◆ DESCRIPTION OF THE TASK:
Select all lines in the records that include "Libraries".

Stored entries:
— START —
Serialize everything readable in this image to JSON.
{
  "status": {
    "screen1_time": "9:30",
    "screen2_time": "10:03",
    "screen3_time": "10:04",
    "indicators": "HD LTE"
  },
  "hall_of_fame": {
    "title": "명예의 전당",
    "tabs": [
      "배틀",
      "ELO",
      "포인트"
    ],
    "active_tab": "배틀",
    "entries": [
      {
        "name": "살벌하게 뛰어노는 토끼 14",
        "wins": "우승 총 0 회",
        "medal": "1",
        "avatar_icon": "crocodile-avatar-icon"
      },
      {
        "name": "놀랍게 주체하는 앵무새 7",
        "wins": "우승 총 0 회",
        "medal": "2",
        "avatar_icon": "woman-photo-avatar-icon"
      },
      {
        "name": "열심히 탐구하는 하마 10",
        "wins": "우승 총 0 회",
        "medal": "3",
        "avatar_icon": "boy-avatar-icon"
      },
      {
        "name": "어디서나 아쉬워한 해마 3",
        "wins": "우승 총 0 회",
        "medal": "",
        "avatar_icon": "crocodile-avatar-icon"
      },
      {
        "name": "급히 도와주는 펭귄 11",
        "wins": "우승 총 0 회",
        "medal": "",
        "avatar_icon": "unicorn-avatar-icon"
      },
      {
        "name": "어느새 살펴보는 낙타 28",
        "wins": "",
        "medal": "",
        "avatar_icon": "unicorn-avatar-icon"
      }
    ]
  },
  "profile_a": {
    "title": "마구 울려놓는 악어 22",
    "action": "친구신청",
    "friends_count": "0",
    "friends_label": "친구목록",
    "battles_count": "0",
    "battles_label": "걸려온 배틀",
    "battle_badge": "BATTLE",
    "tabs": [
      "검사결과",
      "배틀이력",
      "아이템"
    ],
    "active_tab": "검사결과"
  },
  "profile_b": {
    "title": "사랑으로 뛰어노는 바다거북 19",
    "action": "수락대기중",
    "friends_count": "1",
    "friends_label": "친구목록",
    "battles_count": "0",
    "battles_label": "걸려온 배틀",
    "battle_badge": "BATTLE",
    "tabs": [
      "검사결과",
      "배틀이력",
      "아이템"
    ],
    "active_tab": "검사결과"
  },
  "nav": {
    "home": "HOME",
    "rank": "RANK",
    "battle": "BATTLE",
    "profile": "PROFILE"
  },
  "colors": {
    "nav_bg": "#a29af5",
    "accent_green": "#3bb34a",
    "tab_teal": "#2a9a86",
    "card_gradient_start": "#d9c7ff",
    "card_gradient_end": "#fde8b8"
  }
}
— END —
— START —
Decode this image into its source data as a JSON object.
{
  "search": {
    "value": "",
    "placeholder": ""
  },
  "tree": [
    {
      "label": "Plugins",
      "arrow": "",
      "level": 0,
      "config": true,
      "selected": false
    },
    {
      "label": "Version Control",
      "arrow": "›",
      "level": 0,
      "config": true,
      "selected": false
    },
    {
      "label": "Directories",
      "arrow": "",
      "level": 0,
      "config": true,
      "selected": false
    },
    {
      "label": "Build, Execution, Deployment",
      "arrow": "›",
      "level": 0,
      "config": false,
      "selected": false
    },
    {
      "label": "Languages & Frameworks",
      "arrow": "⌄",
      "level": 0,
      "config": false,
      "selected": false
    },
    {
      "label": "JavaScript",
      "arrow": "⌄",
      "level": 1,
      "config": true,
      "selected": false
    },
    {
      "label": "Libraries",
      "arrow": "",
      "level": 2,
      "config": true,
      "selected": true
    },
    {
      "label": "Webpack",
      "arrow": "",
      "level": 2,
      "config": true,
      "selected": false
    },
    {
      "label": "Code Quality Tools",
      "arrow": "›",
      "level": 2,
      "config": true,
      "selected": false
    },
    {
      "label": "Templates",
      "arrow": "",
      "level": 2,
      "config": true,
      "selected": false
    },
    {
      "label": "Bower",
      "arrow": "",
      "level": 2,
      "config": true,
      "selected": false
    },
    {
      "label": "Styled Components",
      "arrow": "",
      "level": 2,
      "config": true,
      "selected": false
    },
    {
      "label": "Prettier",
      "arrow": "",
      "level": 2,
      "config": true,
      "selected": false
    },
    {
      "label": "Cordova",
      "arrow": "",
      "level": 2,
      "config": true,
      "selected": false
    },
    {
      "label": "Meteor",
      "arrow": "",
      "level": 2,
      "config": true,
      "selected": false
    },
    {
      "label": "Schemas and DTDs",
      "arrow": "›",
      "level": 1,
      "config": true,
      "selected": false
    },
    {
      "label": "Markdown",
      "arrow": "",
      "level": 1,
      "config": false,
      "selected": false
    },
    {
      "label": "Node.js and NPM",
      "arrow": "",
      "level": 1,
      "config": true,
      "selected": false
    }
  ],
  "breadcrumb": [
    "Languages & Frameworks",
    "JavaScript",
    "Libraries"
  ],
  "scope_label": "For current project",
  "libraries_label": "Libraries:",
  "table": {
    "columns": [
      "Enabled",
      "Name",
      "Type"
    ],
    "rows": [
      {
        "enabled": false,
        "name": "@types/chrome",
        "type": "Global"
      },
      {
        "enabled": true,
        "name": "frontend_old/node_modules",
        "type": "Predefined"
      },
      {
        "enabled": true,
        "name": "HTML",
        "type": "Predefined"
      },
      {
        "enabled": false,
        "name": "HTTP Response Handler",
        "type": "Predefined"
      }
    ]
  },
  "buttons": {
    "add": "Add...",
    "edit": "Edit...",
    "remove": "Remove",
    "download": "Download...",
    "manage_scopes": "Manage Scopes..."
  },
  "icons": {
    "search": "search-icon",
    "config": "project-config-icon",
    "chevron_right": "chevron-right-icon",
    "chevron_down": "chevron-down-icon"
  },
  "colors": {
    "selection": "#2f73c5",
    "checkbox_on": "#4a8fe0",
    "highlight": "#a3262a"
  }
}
— END —
— START —
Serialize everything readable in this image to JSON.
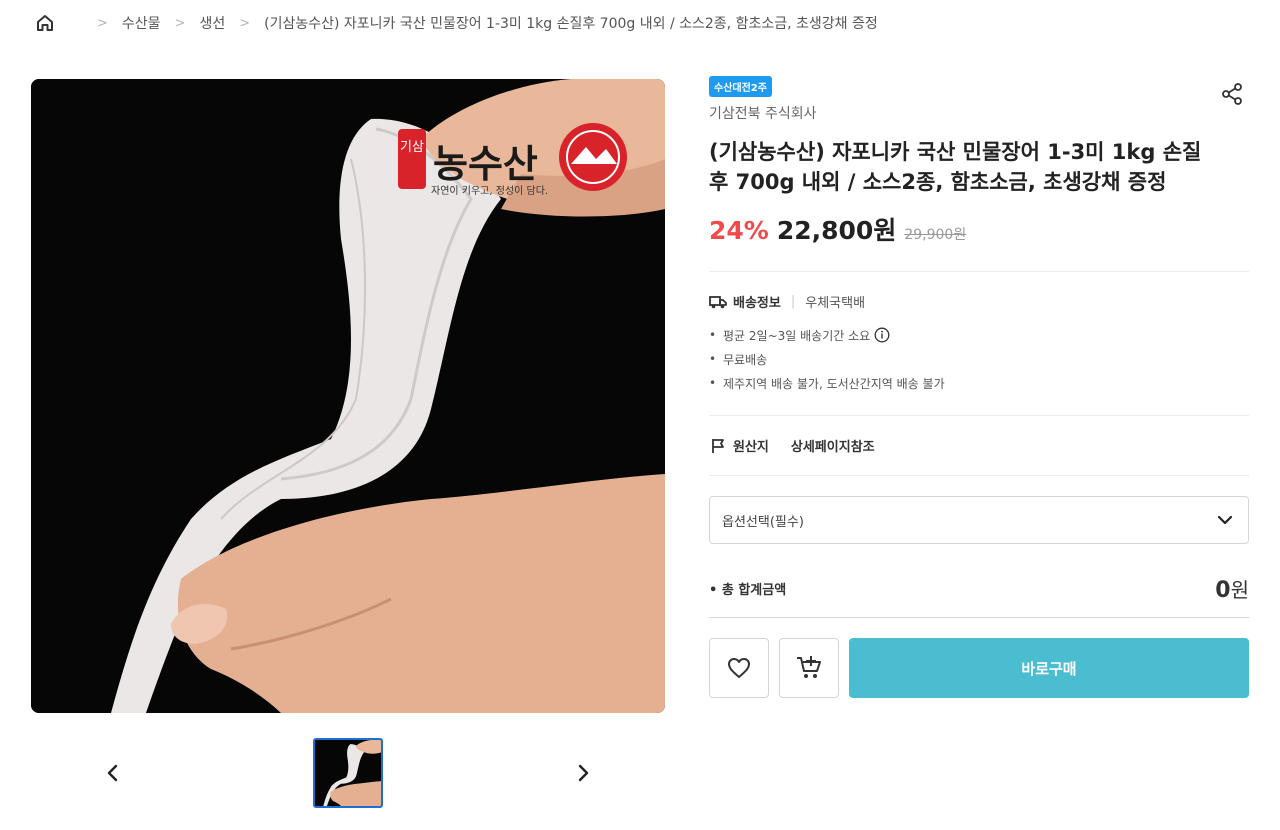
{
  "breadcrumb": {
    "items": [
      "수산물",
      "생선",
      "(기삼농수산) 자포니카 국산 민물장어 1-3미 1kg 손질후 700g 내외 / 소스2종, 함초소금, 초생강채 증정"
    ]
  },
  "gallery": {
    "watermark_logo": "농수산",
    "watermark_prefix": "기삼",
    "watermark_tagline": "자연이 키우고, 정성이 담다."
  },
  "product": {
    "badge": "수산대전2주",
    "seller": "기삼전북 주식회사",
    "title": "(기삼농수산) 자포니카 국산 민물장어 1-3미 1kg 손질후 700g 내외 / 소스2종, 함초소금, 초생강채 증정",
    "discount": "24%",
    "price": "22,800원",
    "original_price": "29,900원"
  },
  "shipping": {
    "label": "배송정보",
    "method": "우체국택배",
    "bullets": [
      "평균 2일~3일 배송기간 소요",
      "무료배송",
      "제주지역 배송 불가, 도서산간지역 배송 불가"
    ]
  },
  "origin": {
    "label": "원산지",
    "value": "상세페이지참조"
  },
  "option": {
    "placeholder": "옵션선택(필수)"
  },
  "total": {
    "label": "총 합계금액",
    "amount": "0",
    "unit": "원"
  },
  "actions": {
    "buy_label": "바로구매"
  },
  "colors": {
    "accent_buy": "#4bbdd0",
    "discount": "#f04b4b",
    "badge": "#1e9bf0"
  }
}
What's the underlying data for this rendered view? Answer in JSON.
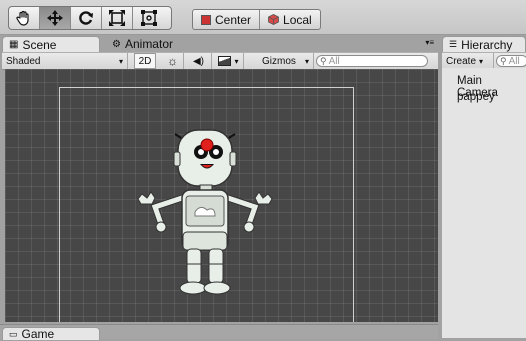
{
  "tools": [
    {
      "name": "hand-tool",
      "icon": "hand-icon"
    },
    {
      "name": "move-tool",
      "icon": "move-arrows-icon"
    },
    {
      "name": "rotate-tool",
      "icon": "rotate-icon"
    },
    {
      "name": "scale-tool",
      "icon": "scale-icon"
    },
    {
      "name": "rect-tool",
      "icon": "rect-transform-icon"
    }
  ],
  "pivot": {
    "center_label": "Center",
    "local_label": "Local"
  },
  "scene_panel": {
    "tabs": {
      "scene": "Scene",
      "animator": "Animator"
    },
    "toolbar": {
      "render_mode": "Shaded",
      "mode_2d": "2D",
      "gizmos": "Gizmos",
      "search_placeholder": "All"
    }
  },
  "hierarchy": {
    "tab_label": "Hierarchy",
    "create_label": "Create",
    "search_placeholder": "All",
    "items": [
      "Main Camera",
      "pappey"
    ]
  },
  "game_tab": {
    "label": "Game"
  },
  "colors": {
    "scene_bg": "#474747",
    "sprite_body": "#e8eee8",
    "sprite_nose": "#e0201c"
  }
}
— END —
◆ OUTPUT:
      "label": "Libraries",
    "Libraries"
  "libraries_label": "Libraries:",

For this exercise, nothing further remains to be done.